STUDY MATERIAL START

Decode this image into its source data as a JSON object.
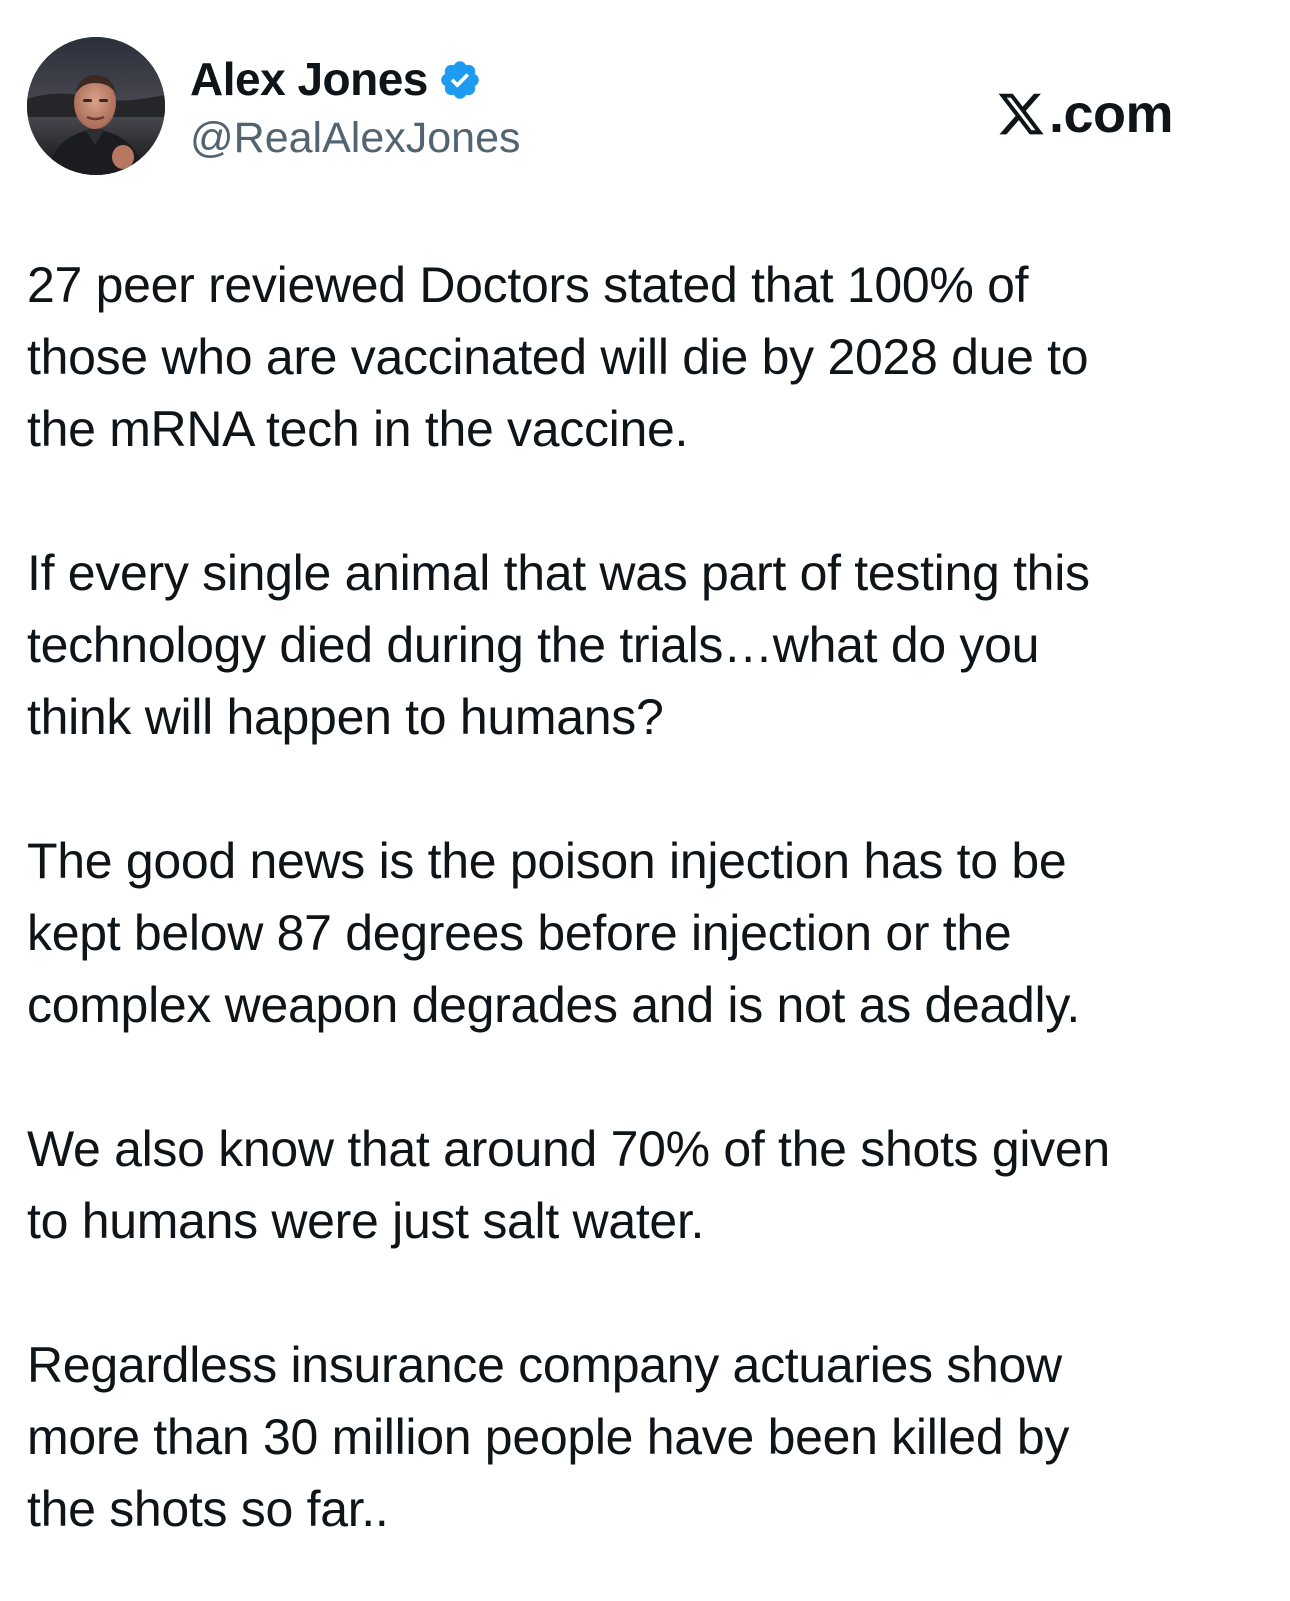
{
  "post": {
    "author": {
      "display_name": "Alex Jones",
      "handle": "@RealAlexJones",
      "verified": true,
      "avatar_icon": "avatar-photo"
    },
    "brand": {
      "logo_icon": "x-logo-icon",
      "text": ".com"
    },
    "paragraphs": [
      "27 peer reviewed Doctors stated that 100% of\nthose who are vaccinated will die by 2028 due to\nthe mRNA tech in the vaccine.",
      "If every single animal that was part of testing this\ntechnology died during the trials…what do you\nthink will happen to humans?",
      "The good news is the poison injection has to be\nkept below 87 degrees before injection or the\ncomplex weapon degrades and is not as deadly.",
      "We also know that around 70% of the shots given\nto humans were just salt water.",
      "Regardless insurance company actuaries show\nmore than 30 million people have  been killed by\nthe shots so far.."
    ]
  },
  "colors": {
    "text_primary": "#0f1419",
    "text_secondary": "#536471",
    "verified_blue": "#1d9bf0",
    "background": "#ffffff"
  }
}
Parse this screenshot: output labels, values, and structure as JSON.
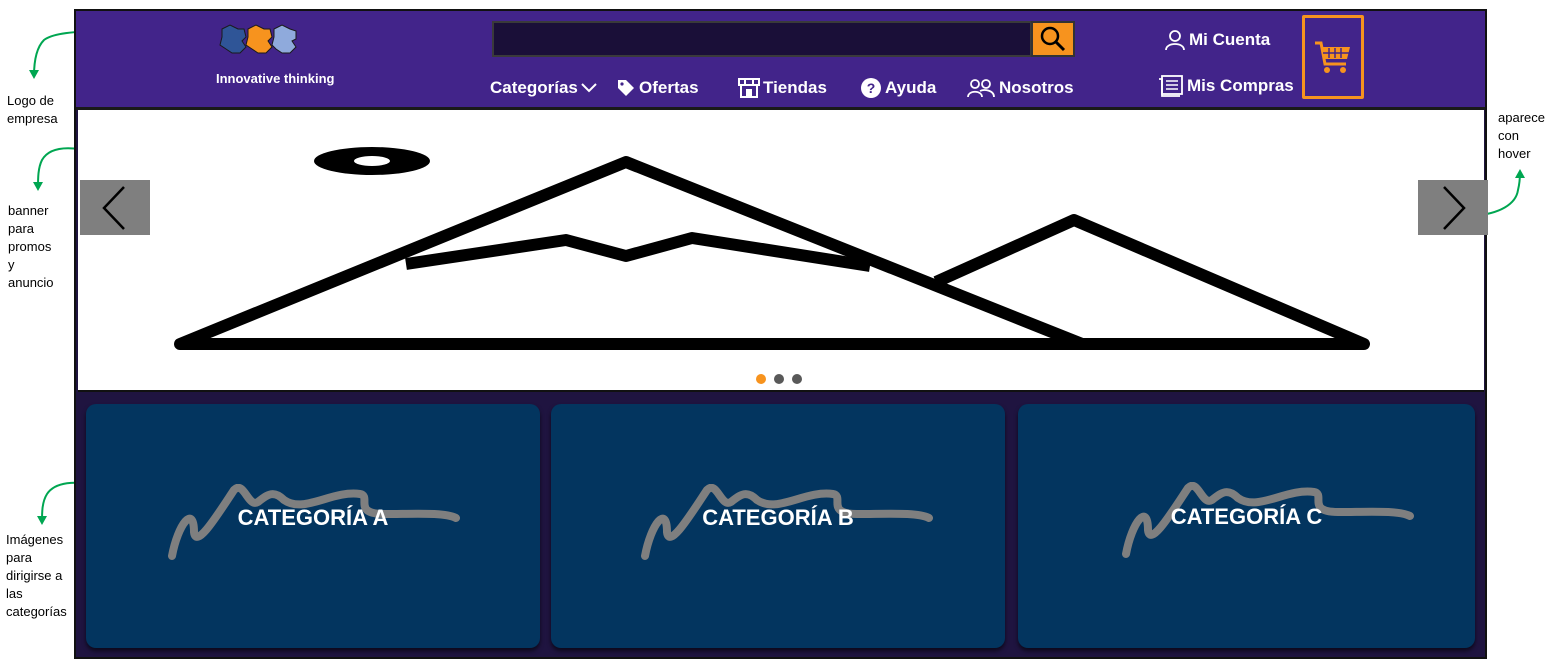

STUDY MATERIAL END

## AIM OF THE TASK
Copy each line of the records containing the string "nthe".

## THE COMPLETED TASK
      "27 peer reviewed Doctors stated that 100% of\nthose who are vaccinated will die by 2028 due to\nthe mRNA tech in the vaccine.",
      "Regardless insurance company actuaries show\nmore than 30 million people have  been killed by\nthe shots so far.."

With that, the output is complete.